▶ [SHORT PROBLEM]: Wherever a line holds the string "this", copy that line.
— begin GIVEN INFORMATION —
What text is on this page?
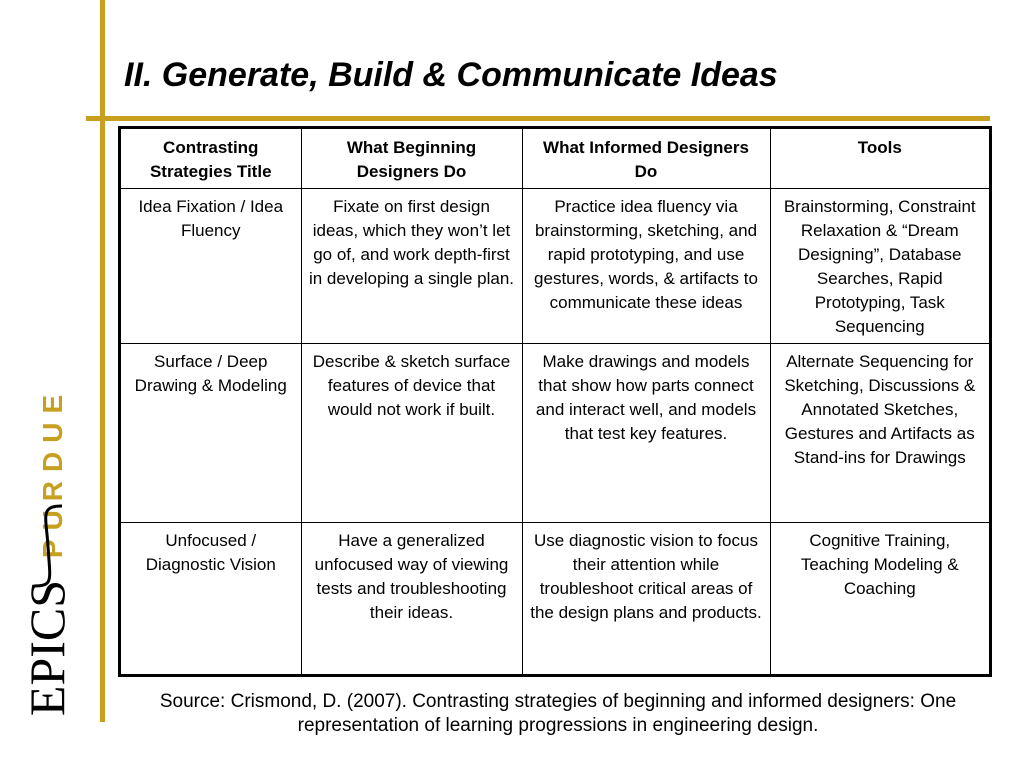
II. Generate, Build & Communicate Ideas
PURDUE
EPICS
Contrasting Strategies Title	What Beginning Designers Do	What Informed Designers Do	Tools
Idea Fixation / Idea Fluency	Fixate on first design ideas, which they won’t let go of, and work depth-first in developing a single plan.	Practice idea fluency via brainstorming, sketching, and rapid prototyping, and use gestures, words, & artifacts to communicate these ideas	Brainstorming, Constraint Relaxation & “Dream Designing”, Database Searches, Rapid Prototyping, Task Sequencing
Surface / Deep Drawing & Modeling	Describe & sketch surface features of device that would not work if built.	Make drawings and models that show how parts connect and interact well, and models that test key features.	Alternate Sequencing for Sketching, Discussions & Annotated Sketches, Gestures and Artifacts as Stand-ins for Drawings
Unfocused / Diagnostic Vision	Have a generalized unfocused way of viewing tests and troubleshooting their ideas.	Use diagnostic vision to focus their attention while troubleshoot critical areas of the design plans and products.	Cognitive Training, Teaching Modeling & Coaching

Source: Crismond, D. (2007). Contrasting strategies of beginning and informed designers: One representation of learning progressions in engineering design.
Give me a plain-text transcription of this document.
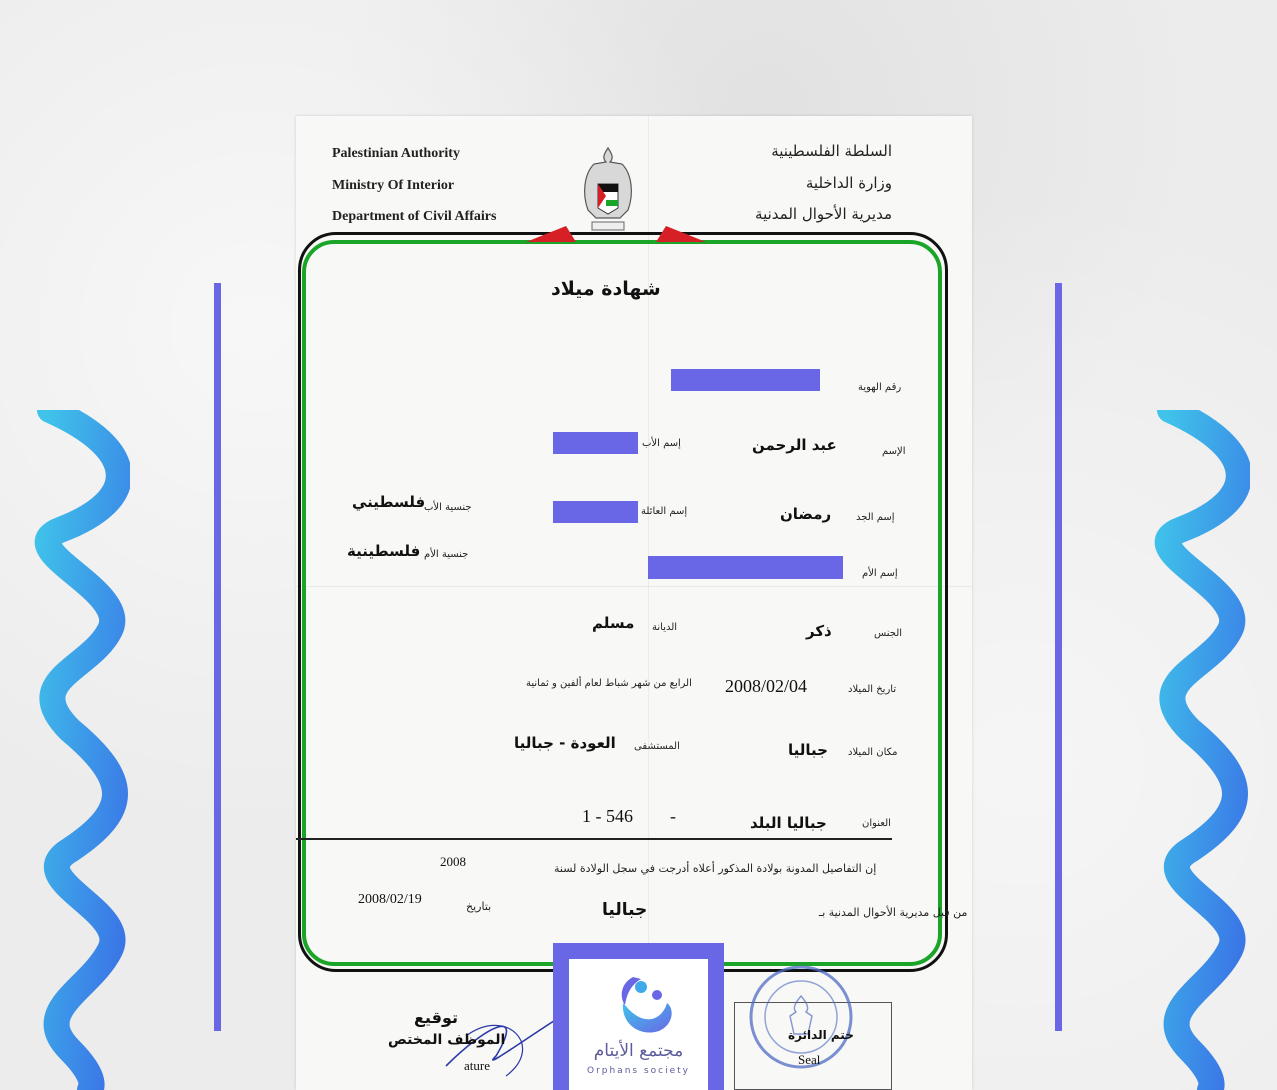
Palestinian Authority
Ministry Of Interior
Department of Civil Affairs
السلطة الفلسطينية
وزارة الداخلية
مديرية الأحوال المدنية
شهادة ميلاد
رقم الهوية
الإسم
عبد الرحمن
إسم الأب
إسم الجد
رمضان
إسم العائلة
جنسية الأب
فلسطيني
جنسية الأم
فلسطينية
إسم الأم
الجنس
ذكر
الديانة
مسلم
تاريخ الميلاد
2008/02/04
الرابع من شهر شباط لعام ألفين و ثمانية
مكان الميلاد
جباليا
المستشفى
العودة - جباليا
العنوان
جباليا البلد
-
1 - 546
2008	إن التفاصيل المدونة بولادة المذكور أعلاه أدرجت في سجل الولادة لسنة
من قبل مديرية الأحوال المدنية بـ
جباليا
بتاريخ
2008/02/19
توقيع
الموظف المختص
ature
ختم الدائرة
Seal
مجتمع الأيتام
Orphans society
— end GIVEN INFORMATION —
— begin GIVEN INFORMATION —
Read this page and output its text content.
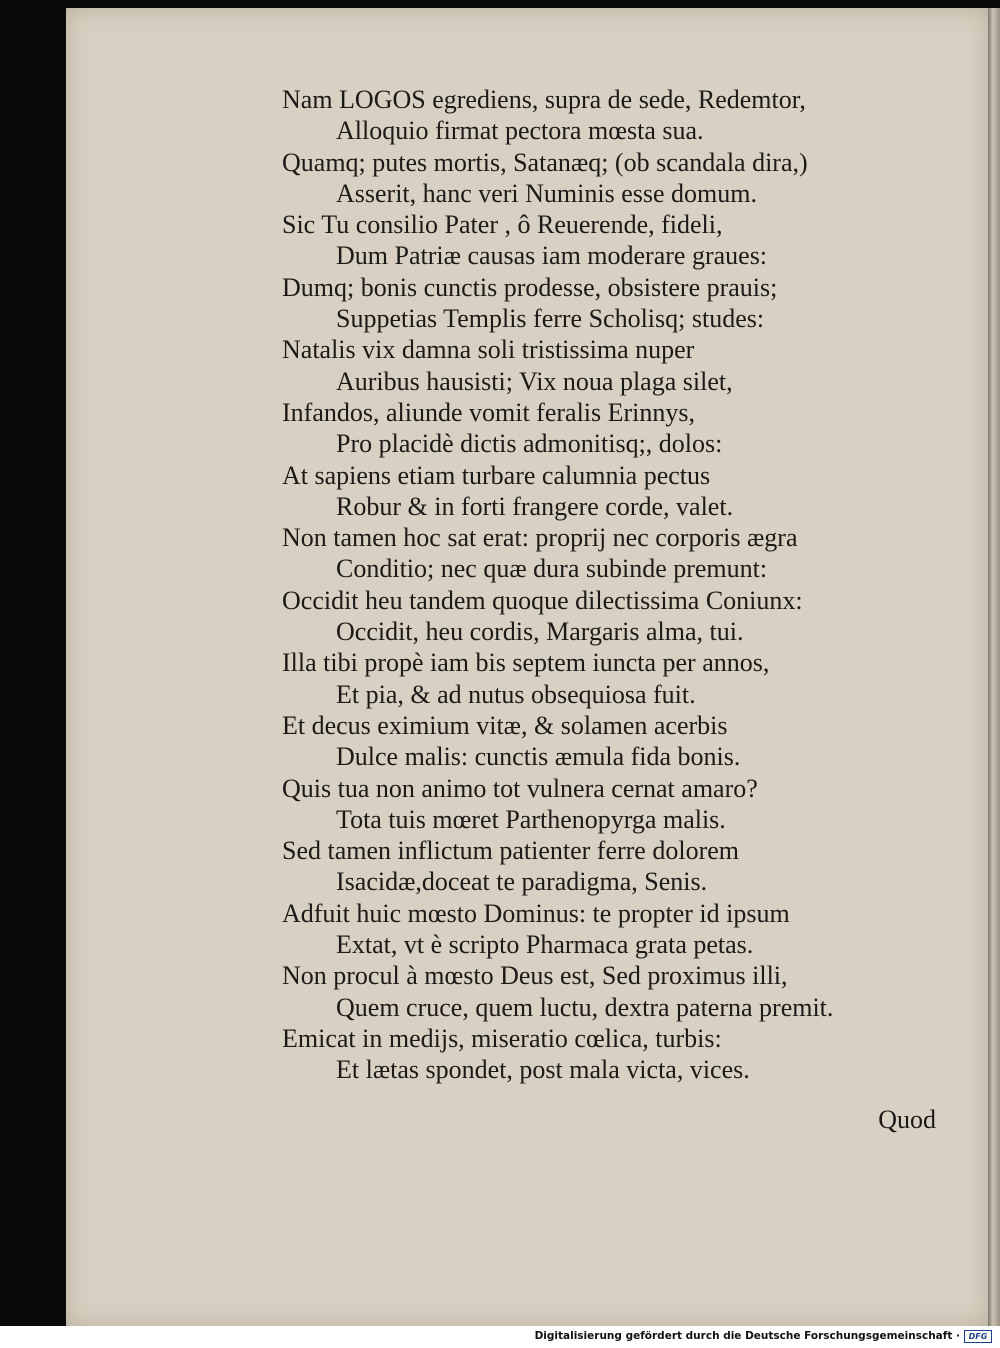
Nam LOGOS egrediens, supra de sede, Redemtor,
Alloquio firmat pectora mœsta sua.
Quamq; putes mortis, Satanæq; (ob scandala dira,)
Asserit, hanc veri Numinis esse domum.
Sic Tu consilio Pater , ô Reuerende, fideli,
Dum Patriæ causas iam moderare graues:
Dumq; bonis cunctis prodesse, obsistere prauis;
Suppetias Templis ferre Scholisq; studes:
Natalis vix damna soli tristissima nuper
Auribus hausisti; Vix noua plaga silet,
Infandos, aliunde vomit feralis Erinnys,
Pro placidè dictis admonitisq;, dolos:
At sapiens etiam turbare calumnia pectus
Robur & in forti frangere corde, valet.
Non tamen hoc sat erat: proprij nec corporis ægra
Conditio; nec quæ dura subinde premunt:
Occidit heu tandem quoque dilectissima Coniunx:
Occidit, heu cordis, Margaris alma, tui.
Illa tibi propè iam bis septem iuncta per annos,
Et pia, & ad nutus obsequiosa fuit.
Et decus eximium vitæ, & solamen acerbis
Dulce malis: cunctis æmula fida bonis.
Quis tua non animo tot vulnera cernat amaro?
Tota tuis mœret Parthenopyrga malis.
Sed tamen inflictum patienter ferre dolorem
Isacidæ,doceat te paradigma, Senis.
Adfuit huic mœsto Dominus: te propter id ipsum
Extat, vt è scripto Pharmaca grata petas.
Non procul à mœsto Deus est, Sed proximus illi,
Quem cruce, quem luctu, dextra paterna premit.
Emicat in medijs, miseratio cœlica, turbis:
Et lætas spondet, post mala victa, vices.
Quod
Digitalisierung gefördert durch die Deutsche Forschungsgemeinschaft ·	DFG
— end GIVEN INFORMATION —
▶ [FULL RESPONSE]:
What text is on this page?
Give me a plain-text transcription of this document.
Read this page and output its text content.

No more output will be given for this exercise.